**Stated problem:**
Below are the records; pull every line that includes "screenshot".

Dataset excerpts:

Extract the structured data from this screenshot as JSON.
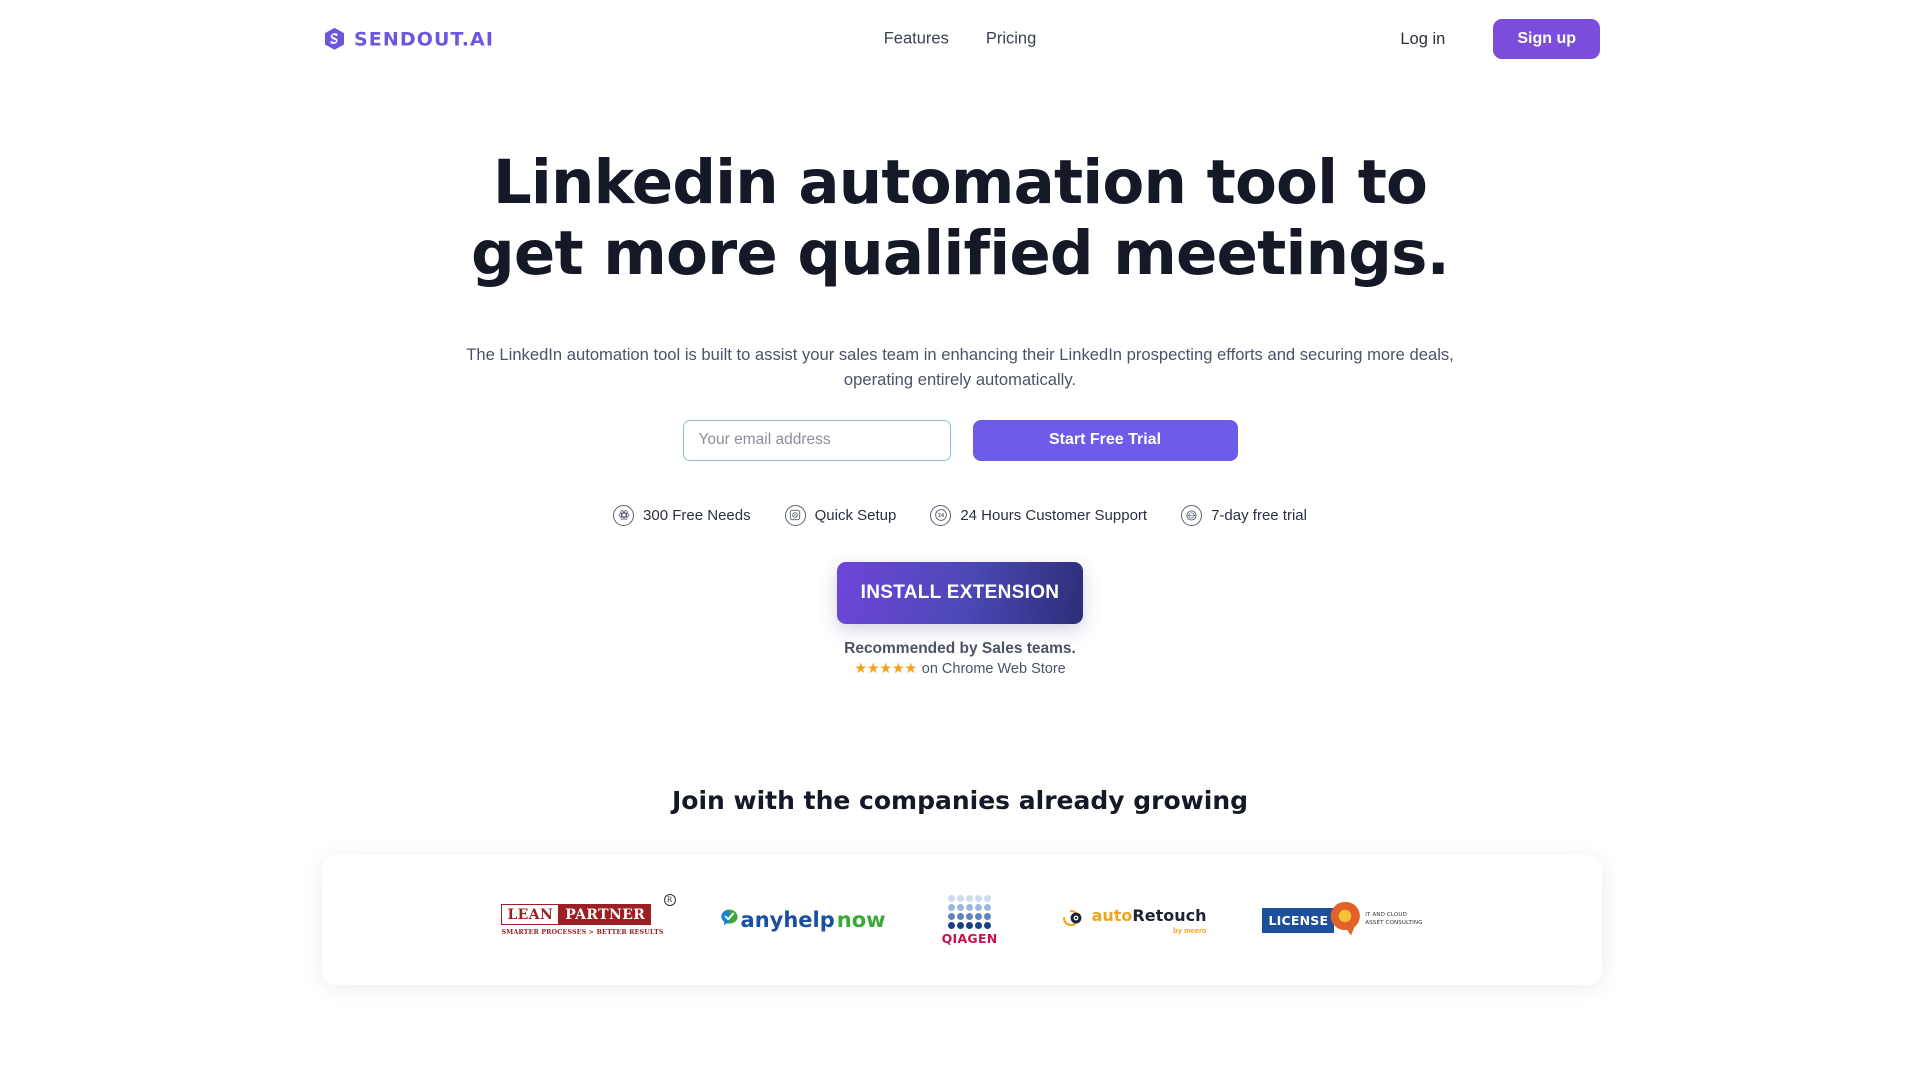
{
  "brand": {
    "name": "SENDOUT.AI",
    "logo_icon": "hexagon-swoosh-icon",
    "color": "#6c55e0"
  },
  "header": {
    "nav": [
      {
        "label": "Features"
      },
      {
        "label": "Pricing"
      }
    ],
    "login_label": "Log in",
    "signup_label": "Sign up",
    "signup_color": "#7c4ddb"
  },
  "hero": {
    "title": "Linkedin automation tool to get more qualified meetings.",
    "subtitle": "The LinkedIn automation tool is built to assist your sales team in enhancing their LinkedIn prospecting efforts and securing more deals, operating entirely automatically.",
    "email_placeholder": "Your email address",
    "email_value": "",
    "cta_label": "Start Free Trial",
    "cta_color": "#6c5ce7"
  },
  "badges": [
    {
      "label": "300 Free Needs",
      "icon": "settings-gear-icon"
    },
    {
      "label": "Quick Setup",
      "icon": "target-icon"
    },
    {
      "label": "24 Hours Customer Support",
      "icon": "clock-24-icon"
    },
    {
      "label": "7-day free trial",
      "icon": "seal-badge-icon"
    }
  ],
  "install": {
    "button_label": "INSTALL EXTENSION",
    "gradient_from": "#6e46d8",
    "gradient_to": "#2c2e76",
    "recommend_text": "Recommended by Sales teams.",
    "stars": "★★★★★",
    "star_color": "#f2a51a",
    "store_text": "on Chrome Web Store"
  },
  "companies": {
    "title": "Join with the companies already growing",
    "logos": [
      {
        "name": "Lean Partner",
        "word_one": "LEAN",
        "word_two": "PARTNER",
        "registered": "R",
        "tagline": "SMARTER PROCESSES > BETTER RESULTS",
        "color": "#9c1f23"
      },
      {
        "name": "anyhelpnow",
        "part_one": "anyhelp",
        "part_two": "now",
        "icon": "check-bubble-icon",
        "color_one": "#1b4fa0",
        "color_two": "#3da83a"
      },
      {
        "name": "QIAGEN",
        "wordmark": "QIAGEN",
        "color": "#c8104a"
      },
      {
        "name": "autoRetouch",
        "part_one": "auto",
        "part_two": "Retouch",
        "sub": "by meero",
        "icon": "aperture-icon",
        "color": "#f2a51a"
      },
      {
        "name": "LICENSE Q",
        "word": "LICENSE",
        "tagline_line_one": "IT AND CLOUD",
        "tagline_line_two": "ASSET CONSULTING",
        "color": "#1d4f9c",
        "accent": "#e2622c"
      }
    ]
  }
}
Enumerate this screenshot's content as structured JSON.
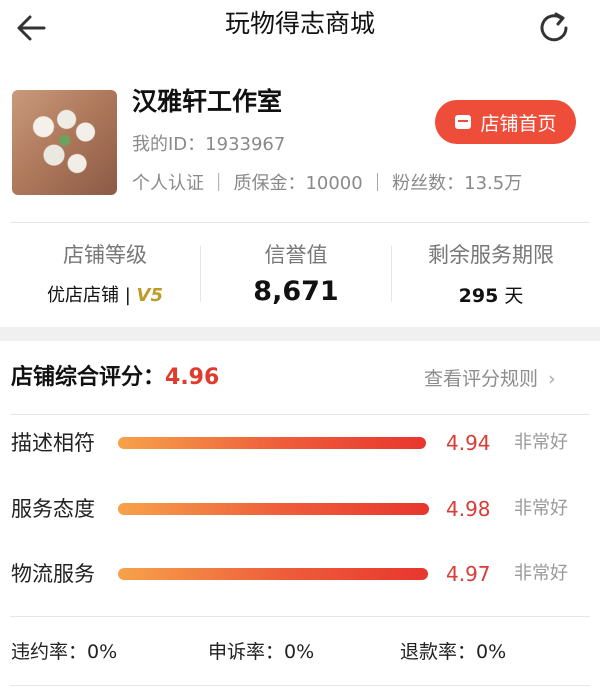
{
  "header": {
    "title": "玩物得志商城"
  },
  "shop": {
    "name": "汉雅轩工作室",
    "id_text": "我的ID：1933967",
    "meta_text": "个人认证 ｜ 质保金：10000 ｜ 粉丝数：13.5万",
    "home_button": "店铺首页"
  },
  "stats": {
    "level": {
      "label": "店铺等级",
      "value": "优店店铺 |",
      "badge": "V5"
    },
    "credit": {
      "label": "信誉值",
      "value": "8,671"
    },
    "remaining": {
      "label": "剩余服务期限",
      "value": "295",
      "unit": "天"
    }
  },
  "rating": {
    "title": "店铺综合评分：",
    "score": "4.96",
    "rules_link": "查看评分规则",
    "rows": [
      {
        "label": "描述相符",
        "score": "4.94",
        "tag": "非常好",
        "fill": 0.988
      },
      {
        "label": "服务态度",
        "score": "4.98",
        "tag": "非常好",
        "fill": 0.996
      },
      {
        "label": "物流服务",
        "score": "4.97",
        "tag": "非常好",
        "fill": 0.994
      }
    ]
  },
  "bottom": {
    "breach": "违约率：0%",
    "complaint": "申诉率：0%",
    "refund": "退款率：0%"
  },
  "colors": {
    "accent": "#ee4d3a",
    "score_red": "#d93c34",
    "vip_gold": "#c09b2a"
  }
}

**Expected answer:**
Extract the structured data from this screenshot as JSON.
Enumerate this screenshot's content as structured JSON.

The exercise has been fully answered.